===== Exercise material =====
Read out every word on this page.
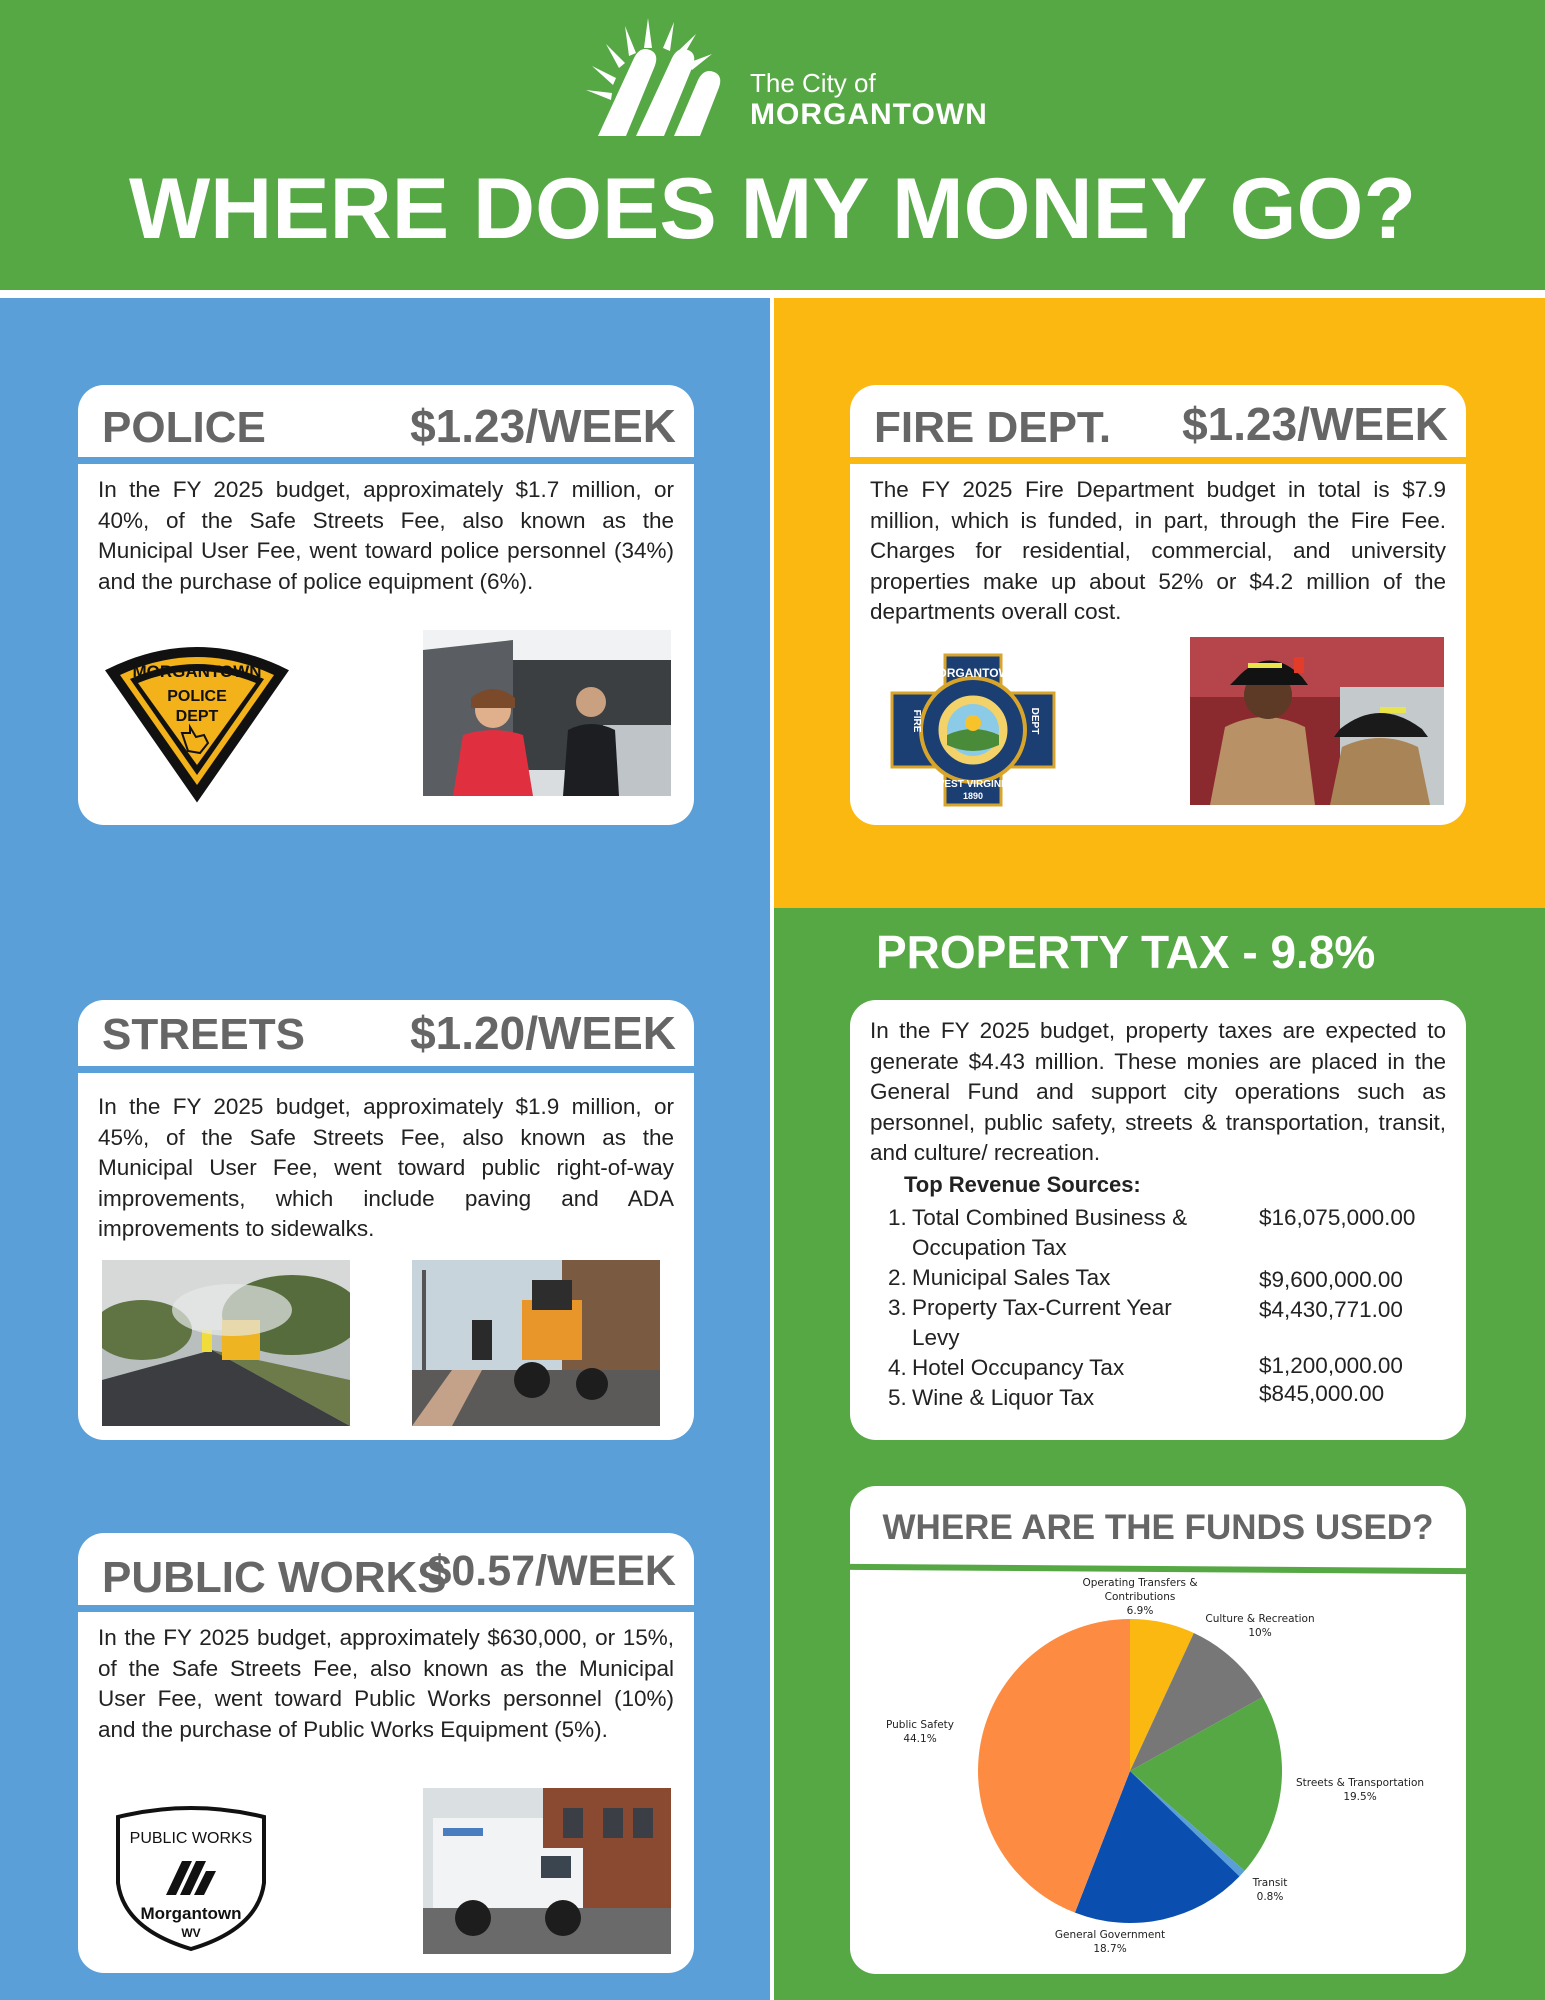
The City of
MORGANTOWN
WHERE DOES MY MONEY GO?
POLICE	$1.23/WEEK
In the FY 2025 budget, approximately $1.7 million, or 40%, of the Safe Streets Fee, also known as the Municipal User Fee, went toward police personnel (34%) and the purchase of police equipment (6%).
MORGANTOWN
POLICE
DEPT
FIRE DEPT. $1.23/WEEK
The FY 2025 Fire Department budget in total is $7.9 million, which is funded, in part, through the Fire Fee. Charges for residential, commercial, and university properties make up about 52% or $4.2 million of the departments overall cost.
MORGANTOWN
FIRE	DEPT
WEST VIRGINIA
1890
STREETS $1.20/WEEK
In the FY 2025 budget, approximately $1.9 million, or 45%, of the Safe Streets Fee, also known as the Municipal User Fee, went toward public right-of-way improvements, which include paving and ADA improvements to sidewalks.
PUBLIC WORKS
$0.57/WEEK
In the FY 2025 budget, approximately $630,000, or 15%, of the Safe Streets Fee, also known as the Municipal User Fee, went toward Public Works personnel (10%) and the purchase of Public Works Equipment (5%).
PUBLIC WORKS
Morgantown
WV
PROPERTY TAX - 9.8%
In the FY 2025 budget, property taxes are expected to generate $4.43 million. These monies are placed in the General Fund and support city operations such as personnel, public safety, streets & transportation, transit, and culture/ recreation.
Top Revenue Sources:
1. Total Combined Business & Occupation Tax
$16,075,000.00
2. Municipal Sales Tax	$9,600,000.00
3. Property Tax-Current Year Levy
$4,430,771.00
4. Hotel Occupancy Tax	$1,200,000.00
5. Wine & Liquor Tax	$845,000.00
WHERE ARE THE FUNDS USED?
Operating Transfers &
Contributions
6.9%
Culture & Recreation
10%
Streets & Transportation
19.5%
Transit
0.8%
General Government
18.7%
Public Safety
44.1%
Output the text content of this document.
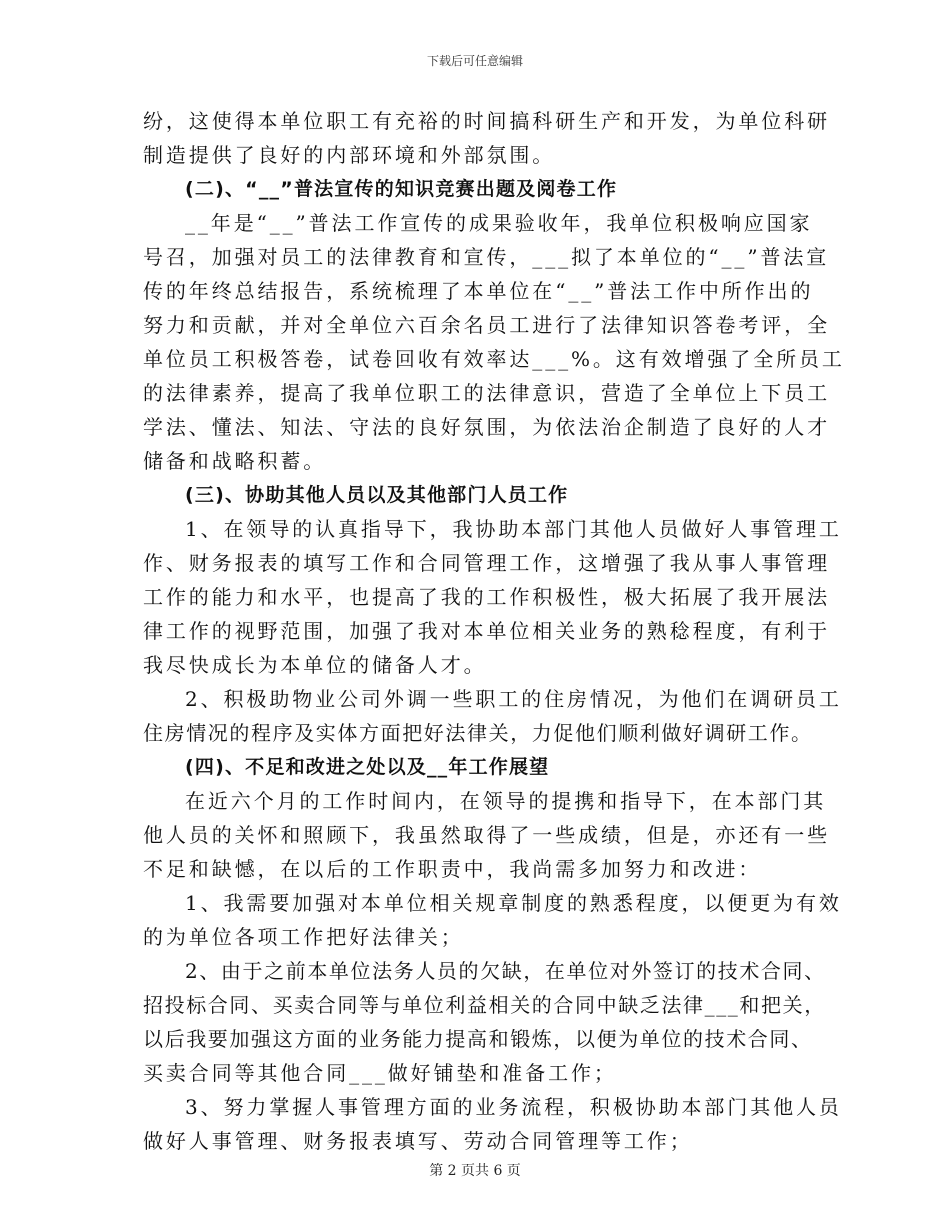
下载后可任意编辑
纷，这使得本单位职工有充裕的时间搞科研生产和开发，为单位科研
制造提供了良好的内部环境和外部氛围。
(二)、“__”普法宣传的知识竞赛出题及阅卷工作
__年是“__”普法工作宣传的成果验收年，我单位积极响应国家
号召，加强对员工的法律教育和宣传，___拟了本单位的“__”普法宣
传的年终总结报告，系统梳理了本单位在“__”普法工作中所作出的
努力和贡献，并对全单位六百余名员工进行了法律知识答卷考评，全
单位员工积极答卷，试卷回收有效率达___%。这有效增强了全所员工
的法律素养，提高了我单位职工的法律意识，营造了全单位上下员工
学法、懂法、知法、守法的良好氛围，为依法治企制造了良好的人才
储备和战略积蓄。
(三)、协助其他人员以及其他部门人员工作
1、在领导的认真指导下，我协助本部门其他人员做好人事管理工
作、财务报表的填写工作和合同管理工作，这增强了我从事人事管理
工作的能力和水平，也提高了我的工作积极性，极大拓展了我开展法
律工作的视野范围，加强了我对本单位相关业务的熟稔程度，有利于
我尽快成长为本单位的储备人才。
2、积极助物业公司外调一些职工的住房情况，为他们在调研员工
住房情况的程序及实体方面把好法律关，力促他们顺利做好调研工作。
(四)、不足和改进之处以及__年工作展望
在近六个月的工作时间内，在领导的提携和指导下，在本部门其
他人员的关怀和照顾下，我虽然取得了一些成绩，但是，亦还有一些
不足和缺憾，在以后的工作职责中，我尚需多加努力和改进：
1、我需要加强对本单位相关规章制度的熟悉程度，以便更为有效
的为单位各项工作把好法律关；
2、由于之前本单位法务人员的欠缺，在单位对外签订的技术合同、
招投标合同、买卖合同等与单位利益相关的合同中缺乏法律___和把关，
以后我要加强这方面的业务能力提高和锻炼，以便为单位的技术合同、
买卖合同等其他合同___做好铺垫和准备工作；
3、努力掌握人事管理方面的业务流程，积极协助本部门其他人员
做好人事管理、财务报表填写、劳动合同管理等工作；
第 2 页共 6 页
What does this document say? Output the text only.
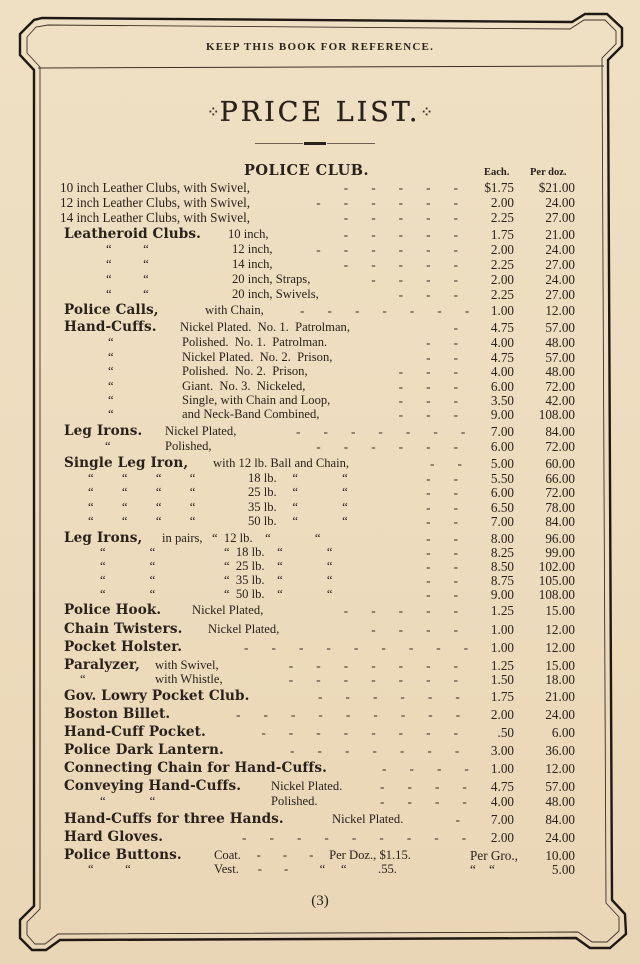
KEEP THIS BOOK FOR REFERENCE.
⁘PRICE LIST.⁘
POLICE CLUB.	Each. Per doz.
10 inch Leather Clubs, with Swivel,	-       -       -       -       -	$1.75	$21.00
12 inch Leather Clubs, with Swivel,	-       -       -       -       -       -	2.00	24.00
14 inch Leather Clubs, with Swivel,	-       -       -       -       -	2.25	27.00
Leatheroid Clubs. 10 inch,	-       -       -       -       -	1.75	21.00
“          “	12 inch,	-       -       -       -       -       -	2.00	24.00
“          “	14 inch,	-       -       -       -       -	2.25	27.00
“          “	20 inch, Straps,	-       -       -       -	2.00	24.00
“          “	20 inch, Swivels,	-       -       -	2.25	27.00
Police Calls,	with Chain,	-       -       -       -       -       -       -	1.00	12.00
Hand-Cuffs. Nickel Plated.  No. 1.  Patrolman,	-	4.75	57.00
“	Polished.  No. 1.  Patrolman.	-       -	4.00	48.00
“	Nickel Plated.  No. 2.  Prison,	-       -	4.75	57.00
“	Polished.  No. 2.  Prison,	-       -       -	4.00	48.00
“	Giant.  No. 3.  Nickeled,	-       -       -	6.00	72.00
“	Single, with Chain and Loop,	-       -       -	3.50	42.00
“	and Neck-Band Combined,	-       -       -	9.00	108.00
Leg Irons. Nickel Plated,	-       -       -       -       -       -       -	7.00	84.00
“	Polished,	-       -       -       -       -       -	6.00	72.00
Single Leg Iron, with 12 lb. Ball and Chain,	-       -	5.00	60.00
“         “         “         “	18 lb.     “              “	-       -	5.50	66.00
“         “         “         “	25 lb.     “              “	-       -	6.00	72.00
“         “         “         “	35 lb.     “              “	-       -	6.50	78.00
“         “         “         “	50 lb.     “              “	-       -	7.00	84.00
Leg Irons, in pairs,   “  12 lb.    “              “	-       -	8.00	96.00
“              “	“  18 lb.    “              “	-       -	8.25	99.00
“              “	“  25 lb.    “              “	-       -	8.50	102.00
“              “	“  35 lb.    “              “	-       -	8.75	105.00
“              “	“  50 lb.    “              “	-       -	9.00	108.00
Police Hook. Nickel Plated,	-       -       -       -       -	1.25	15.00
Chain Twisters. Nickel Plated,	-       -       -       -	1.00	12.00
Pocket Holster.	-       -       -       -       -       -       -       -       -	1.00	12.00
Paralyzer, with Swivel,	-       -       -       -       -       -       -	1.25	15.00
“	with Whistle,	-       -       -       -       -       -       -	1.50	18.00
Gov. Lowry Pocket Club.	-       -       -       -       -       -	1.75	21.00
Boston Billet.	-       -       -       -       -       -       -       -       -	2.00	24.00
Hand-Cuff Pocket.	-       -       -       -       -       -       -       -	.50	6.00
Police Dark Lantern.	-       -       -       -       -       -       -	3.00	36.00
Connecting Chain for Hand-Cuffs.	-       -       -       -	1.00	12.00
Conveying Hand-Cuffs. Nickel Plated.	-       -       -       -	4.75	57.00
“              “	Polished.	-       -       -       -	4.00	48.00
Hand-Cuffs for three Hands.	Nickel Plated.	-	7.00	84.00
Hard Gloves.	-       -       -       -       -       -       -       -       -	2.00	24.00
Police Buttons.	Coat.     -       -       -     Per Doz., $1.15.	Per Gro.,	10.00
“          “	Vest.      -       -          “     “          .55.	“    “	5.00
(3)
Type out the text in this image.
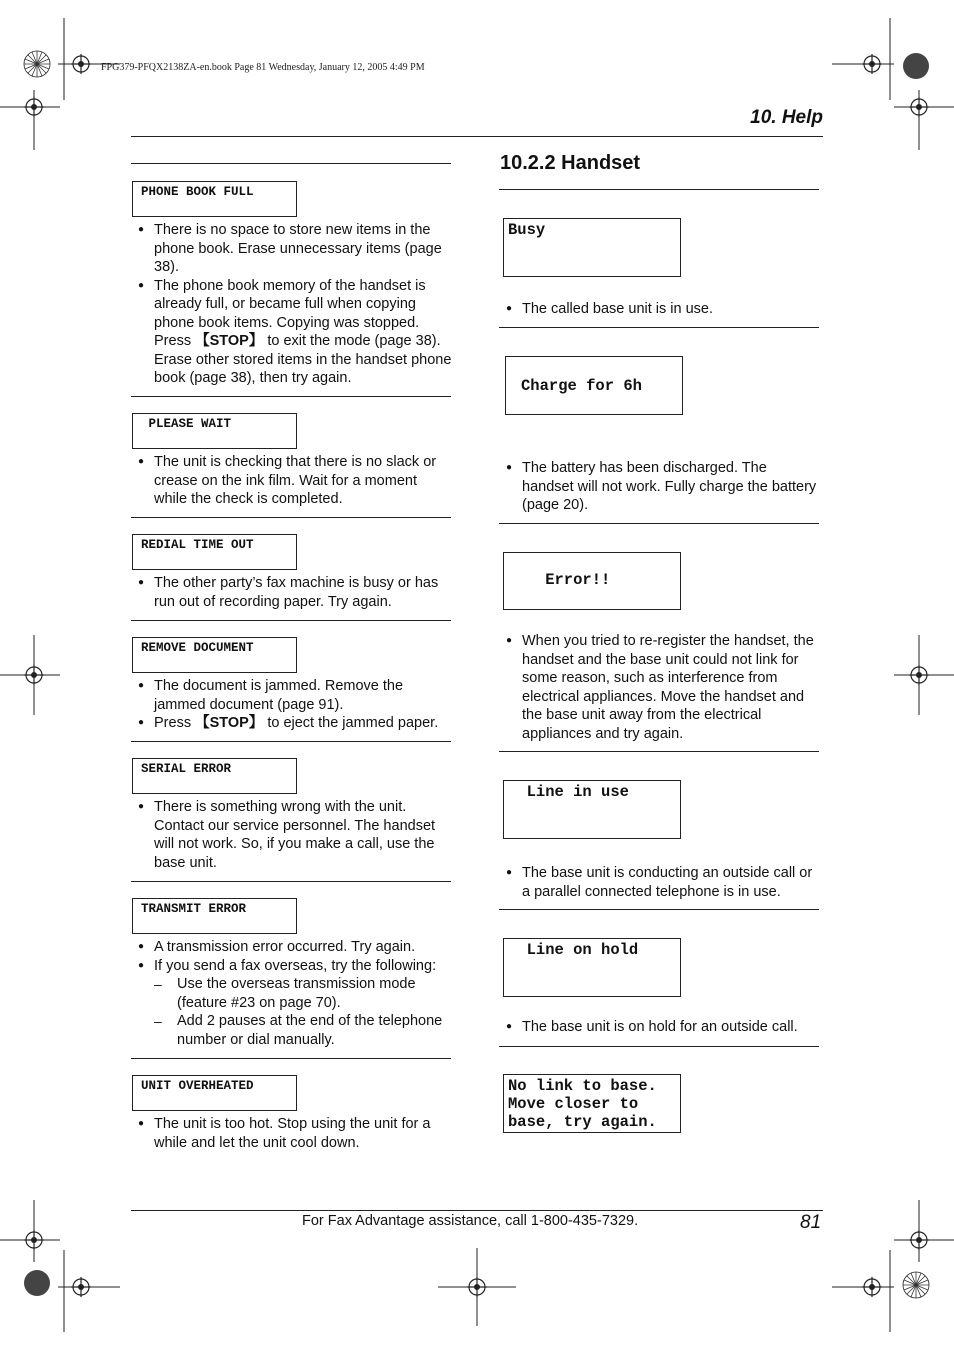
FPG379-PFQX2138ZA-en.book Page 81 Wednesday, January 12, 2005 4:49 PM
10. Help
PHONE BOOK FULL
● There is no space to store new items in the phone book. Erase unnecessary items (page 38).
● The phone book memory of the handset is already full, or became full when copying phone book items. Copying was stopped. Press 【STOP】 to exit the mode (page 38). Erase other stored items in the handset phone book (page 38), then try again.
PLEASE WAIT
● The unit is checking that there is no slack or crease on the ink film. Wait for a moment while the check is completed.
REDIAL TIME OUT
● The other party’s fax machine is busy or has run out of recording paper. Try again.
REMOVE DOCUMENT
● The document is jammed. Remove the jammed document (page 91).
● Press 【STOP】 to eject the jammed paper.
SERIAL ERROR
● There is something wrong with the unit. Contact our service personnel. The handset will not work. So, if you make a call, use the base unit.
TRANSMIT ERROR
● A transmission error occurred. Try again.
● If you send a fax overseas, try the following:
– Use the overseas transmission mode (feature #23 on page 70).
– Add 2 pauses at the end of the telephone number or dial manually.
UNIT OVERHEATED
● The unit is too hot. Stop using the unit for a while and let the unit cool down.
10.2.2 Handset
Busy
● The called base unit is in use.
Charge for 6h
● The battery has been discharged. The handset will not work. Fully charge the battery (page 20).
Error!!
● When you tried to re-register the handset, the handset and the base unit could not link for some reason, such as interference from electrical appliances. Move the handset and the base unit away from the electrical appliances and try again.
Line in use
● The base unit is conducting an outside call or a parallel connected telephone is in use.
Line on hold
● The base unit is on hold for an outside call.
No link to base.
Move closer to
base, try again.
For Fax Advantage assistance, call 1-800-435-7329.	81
=====
Set exercise:
Find each line that has the word "Patrolman", then copy it out.

Final result:
Hand-Cuffs. Nickel Plated.  No. 1.  Patrolman,	-	4.75	57.00
“	Polished.  No. 1.  Patrolman.	-       -	4.00	48.00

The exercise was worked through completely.